Recorded data

——

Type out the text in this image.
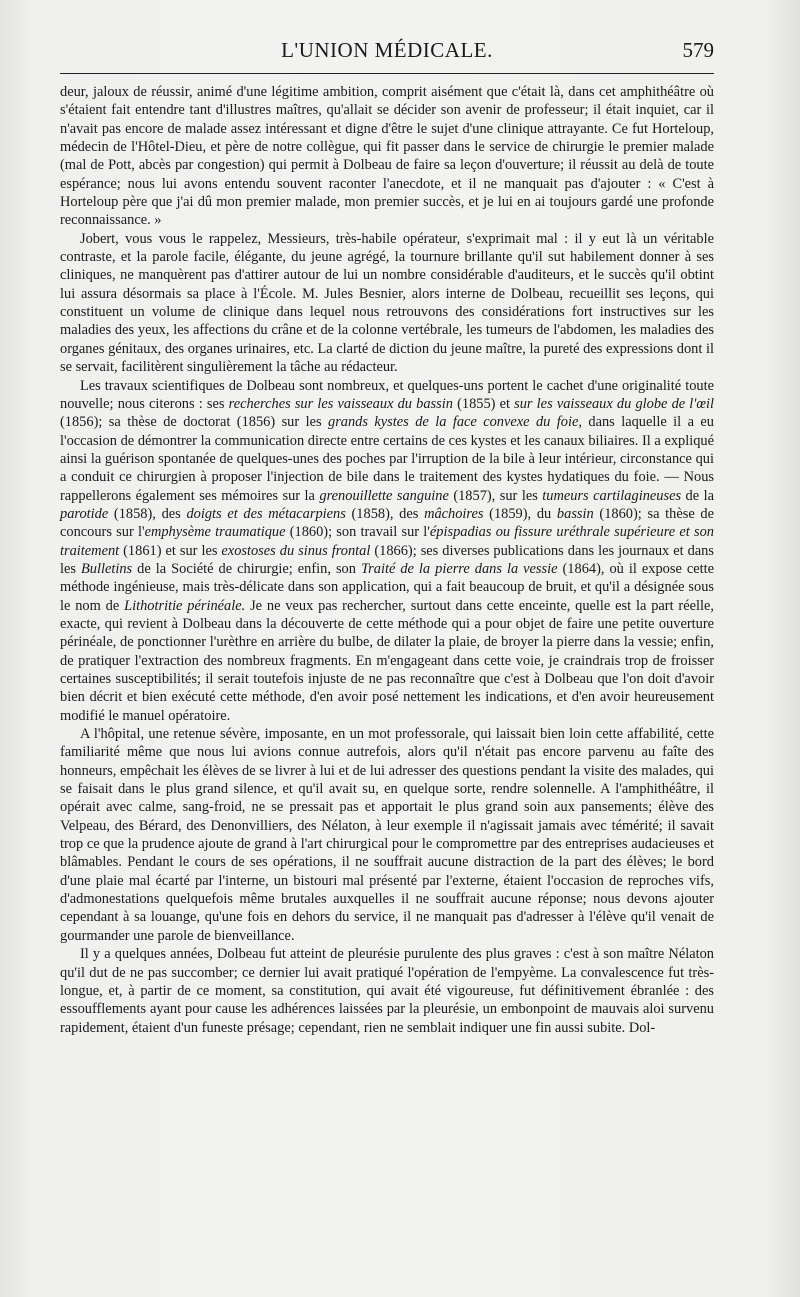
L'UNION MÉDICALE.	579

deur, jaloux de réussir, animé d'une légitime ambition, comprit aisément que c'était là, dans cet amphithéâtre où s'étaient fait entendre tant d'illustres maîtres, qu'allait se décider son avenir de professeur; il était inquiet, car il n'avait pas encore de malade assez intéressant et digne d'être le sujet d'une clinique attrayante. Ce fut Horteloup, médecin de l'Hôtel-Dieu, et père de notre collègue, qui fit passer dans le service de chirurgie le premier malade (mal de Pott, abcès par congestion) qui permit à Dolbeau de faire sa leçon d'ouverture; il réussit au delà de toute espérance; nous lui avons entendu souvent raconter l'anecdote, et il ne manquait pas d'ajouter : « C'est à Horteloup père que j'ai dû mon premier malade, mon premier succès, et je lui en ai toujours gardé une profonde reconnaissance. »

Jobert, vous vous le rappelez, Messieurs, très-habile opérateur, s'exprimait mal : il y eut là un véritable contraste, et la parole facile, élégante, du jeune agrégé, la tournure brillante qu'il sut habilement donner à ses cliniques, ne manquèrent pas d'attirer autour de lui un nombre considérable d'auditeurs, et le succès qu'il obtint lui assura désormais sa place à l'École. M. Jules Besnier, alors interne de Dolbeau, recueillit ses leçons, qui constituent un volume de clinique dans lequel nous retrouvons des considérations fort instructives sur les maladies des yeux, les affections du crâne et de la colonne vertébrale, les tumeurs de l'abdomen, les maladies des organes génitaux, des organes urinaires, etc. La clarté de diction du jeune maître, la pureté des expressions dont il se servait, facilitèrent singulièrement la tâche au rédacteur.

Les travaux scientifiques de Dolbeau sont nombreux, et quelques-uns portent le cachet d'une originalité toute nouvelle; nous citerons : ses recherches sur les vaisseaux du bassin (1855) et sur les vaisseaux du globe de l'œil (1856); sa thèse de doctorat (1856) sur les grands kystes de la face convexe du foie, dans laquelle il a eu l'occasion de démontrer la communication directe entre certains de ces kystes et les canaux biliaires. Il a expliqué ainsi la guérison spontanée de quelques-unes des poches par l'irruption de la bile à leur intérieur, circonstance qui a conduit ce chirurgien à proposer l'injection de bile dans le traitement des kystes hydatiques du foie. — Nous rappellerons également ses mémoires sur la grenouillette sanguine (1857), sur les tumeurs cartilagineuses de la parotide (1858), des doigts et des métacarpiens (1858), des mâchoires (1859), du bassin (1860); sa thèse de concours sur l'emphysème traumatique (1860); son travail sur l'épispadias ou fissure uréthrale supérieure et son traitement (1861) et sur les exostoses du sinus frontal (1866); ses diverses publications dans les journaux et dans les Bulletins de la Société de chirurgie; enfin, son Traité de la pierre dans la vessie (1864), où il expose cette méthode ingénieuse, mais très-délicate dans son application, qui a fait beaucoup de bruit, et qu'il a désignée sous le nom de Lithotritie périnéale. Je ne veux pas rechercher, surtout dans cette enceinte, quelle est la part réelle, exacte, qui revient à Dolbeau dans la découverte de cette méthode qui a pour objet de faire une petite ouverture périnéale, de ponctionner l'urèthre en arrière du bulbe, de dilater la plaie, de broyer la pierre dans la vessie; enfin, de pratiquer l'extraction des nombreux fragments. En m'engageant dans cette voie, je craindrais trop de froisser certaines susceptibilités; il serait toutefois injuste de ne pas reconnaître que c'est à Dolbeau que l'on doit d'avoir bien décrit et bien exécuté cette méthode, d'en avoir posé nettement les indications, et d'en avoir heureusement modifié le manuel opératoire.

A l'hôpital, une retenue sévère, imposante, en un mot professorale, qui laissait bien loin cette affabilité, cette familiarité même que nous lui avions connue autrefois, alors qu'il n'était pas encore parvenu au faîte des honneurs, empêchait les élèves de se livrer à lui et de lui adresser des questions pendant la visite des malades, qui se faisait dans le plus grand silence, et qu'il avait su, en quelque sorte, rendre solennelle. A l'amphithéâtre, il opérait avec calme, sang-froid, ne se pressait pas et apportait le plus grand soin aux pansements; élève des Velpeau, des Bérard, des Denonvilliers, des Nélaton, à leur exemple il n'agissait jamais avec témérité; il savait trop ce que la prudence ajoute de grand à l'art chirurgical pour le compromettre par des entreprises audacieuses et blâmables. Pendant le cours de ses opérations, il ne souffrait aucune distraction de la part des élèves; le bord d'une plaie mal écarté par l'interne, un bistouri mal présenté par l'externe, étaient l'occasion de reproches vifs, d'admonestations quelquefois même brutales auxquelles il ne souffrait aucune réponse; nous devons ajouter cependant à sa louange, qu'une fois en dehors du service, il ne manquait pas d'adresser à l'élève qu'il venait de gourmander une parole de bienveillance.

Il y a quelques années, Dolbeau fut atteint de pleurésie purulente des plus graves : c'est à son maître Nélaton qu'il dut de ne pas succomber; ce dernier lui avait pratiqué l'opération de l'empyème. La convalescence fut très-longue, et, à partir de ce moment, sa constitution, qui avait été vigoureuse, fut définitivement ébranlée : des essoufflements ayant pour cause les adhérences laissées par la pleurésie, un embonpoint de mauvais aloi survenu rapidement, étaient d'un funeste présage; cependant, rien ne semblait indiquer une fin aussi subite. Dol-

——

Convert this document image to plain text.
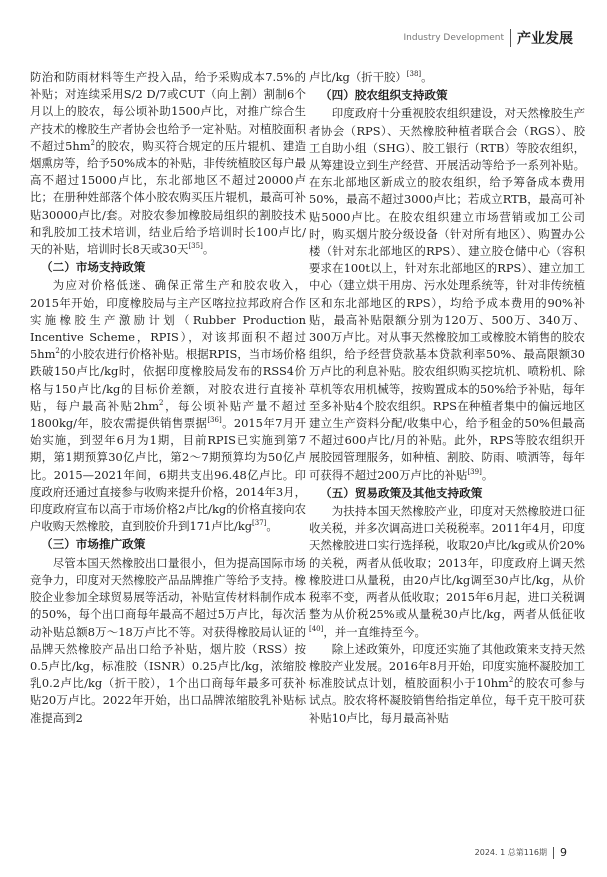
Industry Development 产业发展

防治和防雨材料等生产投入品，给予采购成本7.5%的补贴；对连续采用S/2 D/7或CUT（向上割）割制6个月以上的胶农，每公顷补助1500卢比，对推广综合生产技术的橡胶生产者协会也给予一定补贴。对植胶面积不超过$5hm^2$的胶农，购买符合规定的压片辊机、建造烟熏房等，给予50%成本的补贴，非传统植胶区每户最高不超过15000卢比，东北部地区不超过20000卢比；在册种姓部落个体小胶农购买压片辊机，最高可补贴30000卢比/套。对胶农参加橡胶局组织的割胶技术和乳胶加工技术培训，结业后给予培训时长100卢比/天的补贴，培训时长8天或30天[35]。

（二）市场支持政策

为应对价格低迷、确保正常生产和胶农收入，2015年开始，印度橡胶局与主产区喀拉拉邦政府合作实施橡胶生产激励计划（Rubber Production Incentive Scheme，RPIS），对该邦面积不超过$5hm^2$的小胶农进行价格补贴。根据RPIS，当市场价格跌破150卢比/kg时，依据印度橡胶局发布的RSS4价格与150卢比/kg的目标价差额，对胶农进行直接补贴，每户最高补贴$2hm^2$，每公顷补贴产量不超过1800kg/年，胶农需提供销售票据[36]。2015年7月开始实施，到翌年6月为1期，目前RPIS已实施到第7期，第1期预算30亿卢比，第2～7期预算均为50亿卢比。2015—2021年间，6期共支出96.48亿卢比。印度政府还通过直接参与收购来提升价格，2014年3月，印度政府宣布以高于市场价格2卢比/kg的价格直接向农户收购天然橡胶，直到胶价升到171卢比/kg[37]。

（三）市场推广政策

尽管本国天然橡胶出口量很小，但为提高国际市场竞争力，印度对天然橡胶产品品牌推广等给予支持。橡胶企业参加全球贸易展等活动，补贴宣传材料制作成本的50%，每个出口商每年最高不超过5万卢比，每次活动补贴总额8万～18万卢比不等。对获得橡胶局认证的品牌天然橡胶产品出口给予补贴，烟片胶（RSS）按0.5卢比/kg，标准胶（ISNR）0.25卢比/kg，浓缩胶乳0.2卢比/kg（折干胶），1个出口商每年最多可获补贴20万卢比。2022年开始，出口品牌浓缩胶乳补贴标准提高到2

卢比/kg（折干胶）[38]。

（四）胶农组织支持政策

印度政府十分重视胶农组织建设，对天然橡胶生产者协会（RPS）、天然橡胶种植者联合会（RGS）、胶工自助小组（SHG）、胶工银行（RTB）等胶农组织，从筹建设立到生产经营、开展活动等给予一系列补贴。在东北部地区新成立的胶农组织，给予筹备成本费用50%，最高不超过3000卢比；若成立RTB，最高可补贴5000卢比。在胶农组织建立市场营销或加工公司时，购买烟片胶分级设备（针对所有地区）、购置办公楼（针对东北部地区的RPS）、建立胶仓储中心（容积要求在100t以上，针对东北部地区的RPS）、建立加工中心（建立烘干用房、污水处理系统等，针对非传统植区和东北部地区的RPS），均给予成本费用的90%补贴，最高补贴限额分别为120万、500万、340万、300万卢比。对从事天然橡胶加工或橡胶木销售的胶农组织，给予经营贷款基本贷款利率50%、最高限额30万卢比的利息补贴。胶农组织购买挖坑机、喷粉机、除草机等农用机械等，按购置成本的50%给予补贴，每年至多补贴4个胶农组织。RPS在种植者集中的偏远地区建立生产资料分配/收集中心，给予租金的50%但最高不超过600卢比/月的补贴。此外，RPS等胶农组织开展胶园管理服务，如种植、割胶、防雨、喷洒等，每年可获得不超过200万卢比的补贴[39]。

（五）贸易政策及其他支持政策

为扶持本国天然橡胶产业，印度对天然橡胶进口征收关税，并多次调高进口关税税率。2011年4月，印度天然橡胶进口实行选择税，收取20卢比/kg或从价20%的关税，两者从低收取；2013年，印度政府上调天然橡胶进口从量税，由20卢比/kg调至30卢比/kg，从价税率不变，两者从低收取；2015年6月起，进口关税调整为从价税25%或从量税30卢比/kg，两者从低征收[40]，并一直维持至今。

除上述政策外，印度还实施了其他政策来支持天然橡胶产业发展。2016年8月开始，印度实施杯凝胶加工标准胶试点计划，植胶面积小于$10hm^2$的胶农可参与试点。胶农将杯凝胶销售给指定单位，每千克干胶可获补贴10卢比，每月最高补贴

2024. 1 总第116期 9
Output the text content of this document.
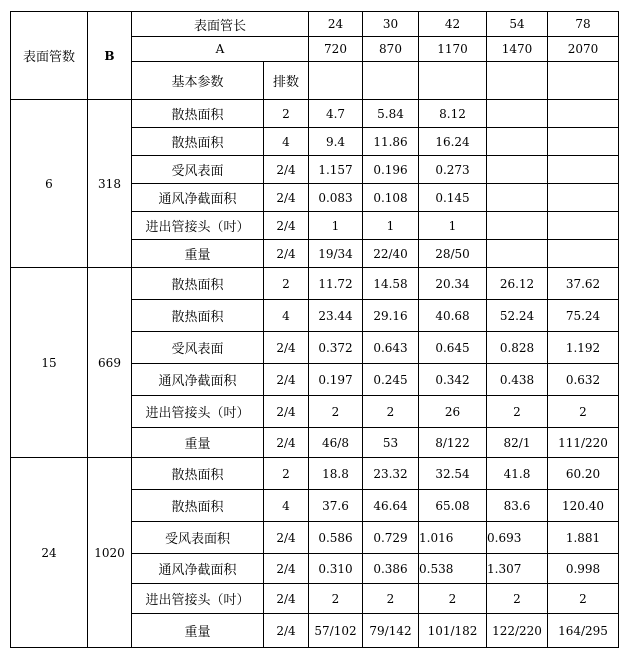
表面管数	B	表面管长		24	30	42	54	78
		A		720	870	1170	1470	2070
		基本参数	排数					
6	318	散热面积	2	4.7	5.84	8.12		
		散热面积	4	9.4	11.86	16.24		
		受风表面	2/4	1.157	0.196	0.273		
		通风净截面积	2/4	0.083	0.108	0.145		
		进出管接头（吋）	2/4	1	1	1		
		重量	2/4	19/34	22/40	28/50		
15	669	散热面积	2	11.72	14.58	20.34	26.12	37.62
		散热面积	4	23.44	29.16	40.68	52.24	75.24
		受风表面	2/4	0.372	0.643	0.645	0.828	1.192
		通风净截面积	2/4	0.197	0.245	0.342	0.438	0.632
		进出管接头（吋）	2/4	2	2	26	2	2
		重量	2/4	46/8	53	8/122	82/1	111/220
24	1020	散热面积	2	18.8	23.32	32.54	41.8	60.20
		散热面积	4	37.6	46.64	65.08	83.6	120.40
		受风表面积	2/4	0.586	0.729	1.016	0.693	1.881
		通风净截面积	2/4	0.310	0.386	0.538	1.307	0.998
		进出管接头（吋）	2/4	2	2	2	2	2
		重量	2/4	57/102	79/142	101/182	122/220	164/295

——

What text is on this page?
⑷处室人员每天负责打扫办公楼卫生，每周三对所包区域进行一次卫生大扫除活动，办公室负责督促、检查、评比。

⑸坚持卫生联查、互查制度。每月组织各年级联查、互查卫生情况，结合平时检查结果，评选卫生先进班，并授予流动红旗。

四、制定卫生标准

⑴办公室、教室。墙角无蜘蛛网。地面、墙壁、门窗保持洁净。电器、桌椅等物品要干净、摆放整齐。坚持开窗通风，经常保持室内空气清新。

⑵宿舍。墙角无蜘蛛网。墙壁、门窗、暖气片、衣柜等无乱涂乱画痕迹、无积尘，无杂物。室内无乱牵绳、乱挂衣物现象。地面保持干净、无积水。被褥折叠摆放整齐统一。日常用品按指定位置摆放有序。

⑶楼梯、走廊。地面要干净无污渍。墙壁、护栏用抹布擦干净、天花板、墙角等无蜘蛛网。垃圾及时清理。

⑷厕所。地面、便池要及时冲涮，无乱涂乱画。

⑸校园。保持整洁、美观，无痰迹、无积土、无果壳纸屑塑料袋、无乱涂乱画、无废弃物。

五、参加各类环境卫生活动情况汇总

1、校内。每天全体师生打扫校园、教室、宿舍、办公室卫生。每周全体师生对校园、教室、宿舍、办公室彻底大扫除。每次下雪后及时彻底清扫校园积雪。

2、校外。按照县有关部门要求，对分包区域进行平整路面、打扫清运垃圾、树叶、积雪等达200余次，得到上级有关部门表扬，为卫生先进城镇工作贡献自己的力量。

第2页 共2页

——

**Exercise details**
Return solely the number of lines in the data that include the word "document".

**Answer for this exercise**
2